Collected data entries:
☆ ☆ ☆ ☆

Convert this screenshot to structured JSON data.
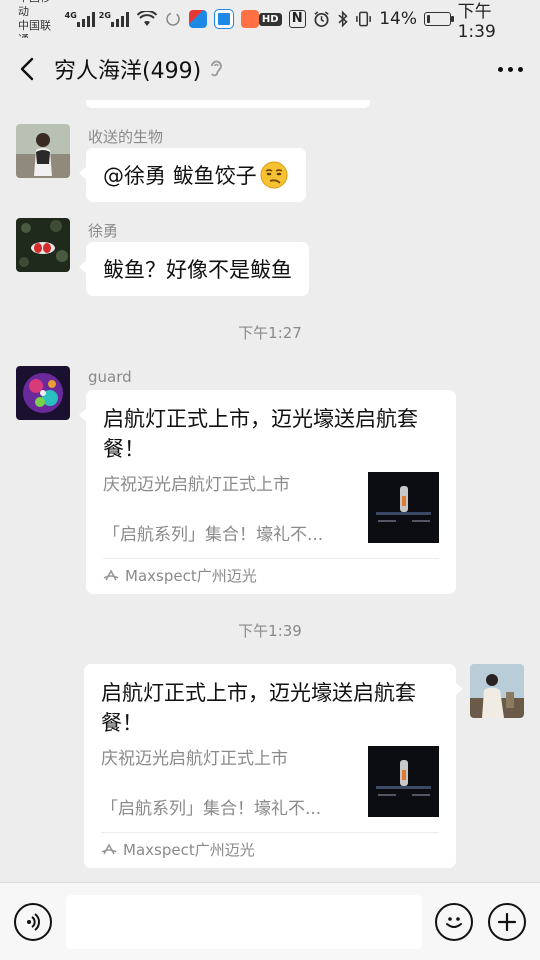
{
  "status_bar": {
    "carrier1": "中国移动",
    "carrier2": "中国联通",
    "net1": "4G",
    "net2": "2G",
    "hd": "HD",
    "nfc": "N",
    "battery_text": "14%",
    "battery_level": 0.14,
    "time": "下午1:39"
  },
  "header": {
    "title": "穷人海洋(499)",
    "back_icon": "chevron-left-icon",
    "ear_icon": "ear-icon",
    "more_icon": "more-dots-icon"
  },
  "messages": [
    {
      "sender": "收送的生物",
      "text_before": "@徐勇  鲅鱼饺子",
      "emoji": "smirk-face-icon"
    },
    {
      "sender": "徐勇",
      "text": "鲅鱼？好像不是鲅鱼"
    }
  ],
  "timestamps": [
    "下午1:27",
    "下午1:39"
  ],
  "link_messages": [
    {
      "sender": "guard",
      "title": "启航灯正式上市，迈光壕送启航套餐！",
      "desc_line1": "庆祝迈光启航灯正式上市",
      "desc_line2": "「启航系列」集合！壕礼不...",
      "source": "Maxspect广州迈光"
    },
    {
      "title": "启航灯正式上市，迈光壕送启航套餐！",
      "desc_line1": "庆祝迈光启航灯正式上市",
      "desc_line2": "「启航系列」集合！壕礼不...",
      "source": "Maxspect广州迈光"
    }
  ],
  "input_bar": {
    "voice_icon": "voice-icon",
    "emoji_icon": "emoji-icon",
    "plus_icon": "plus-icon",
    "input_value": ""
  }
}
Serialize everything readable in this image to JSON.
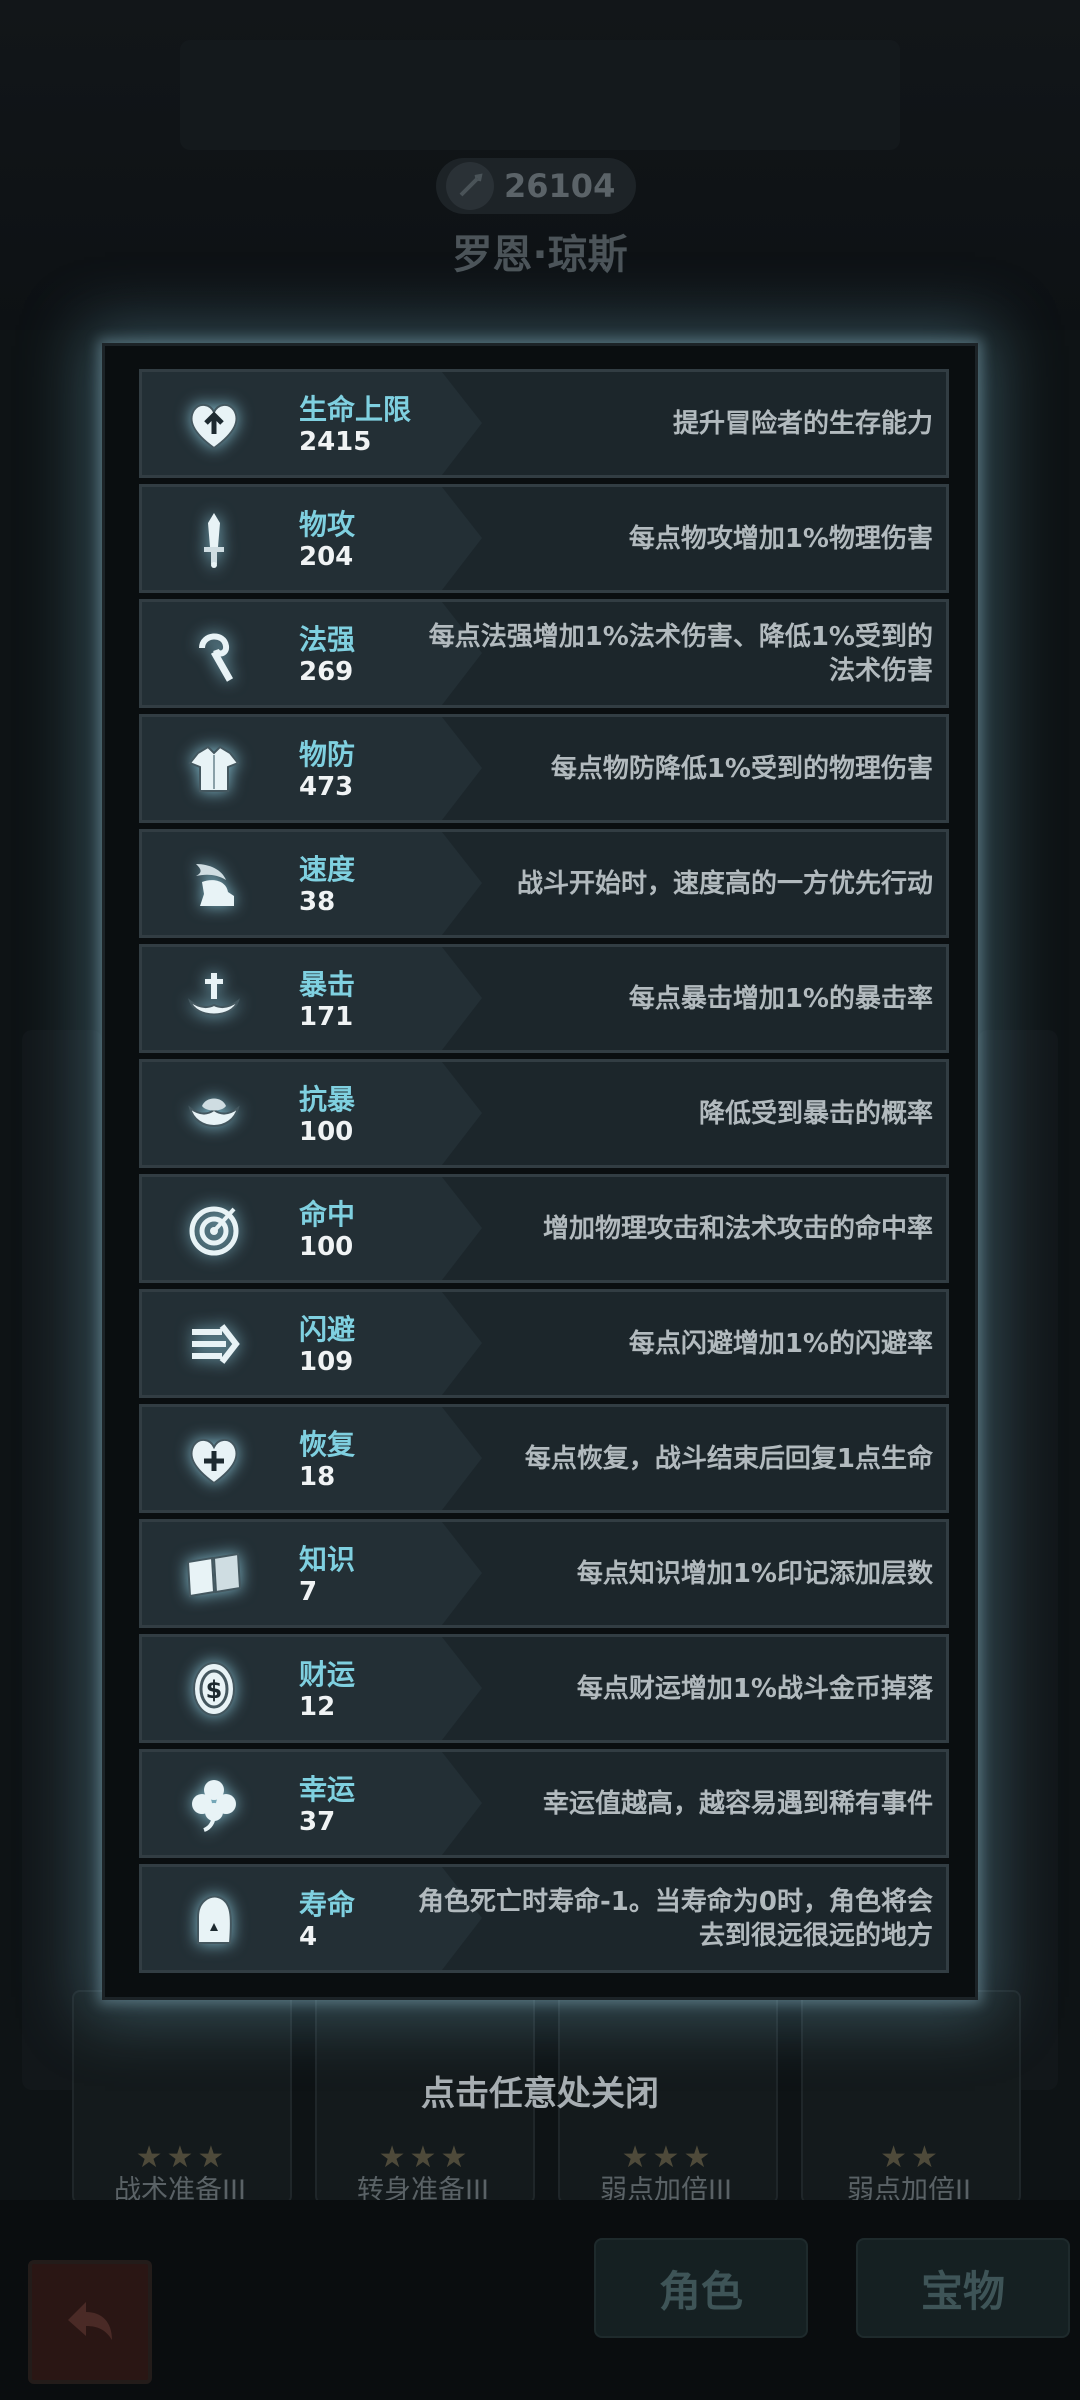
{
  "header": {
    "power_value": "26104",
    "hero_name": "罗恩·琼斯"
  },
  "stats": [
    {
      "icon": "heart-arrow-icon",
      "name": "生命上限",
      "value": "2415",
      "desc": "提升冒险者的生存能力"
    },
    {
      "icon": "sword-icon",
      "name": "物攻",
      "value": "204",
      "desc": "每点物攻增加1%物理伤害"
    },
    {
      "icon": "staff-icon",
      "name": "法强",
      "value": "269",
      "desc": "每点法强增加1%法术伤害、降低1%受到的法术伤害"
    },
    {
      "icon": "armor-icon",
      "name": "物防",
      "value": "473",
      "desc": "每点物防降低1%受到的物理伤害"
    },
    {
      "icon": "winged-boot-icon",
      "name": "速度",
      "value": "38",
      "desc": "战斗开始时，速度高的一方优先行动"
    },
    {
      "icon": "crit-icon",
      "name": "暴击",
      "value": "171",
      "desc": "每点暴击增加1%的暴击率"
    },
    {
      "icon": "crit-resist-icon",
      "name": "抗暴",
      "value": "100",
      "desc": "降低受到暴击的概率"
    },
    {
      "icon": "target-icon",
      "name": "命中",
      "value": "100",
      "desc": "增加物理攻击和法术攻击的命中率"
    },
    {
      "icon": "dodge-icon",
      "name": "闪避",
      "value": "109",
      "desc": "每点闪避增加1%的闪避率"
    },
    {
      "icon": "heart-plus-icon",
      "name": "恢复",
      "value": "18",
      "desc": "每点恢复，战斗结束后回复1点生命"
    },
    {
      "icon": "book-icon",
      "name": "知识",
      "value": "7",
      "desc": "每点知识增加1%印记添加层数"
    },
    {
      "icon": "coin-icon",
      "name": "财运",
      "value": "12",
      "desc": "每点财运增加1%战斗金币掉落"
    },
    {
      "icon": "clover-icon",
      "name": "幸运",
      "value": "37",
      "desc": "幸运值越高，越容易遇到稀有事件"
    },
    {
      "icon": "tombstone-icon",
      "name": "寿命",
      "value": "4",
      "desc": "角色死亡时寿命-1。当寿命为0时，角色将会去到很远很远的地方"
    }
  ],
  "close_hint": "点击任意处关闭",
  "skill_cards": [
    {
      "name": "战术准备III",
      "stars": "★★★"
    },
    {
      "name": "转身准备III",
      "stars": "★★★"
    },
    {
      "name": "弱点加倍III",
      "stars": "★★★"
    },
    {
      "name": "弱点加倍II",
      "stars": "★★"
    }
  ],
  "bottom_tabs": {
    "role": "角色",
    "treasure": "宝物"
  },
  "colors": {
    "stat_name": "#7fd0e0",
    "stat_value": "#f0f3f4",
    "glow": "#78b4c8"
  }
}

☆ ☆ ☆ ☆

** GIVEN PROBLEM **
Among the entries above, how many lines include the word "sender"? Give the number with no comment.

** RESPONSE **
3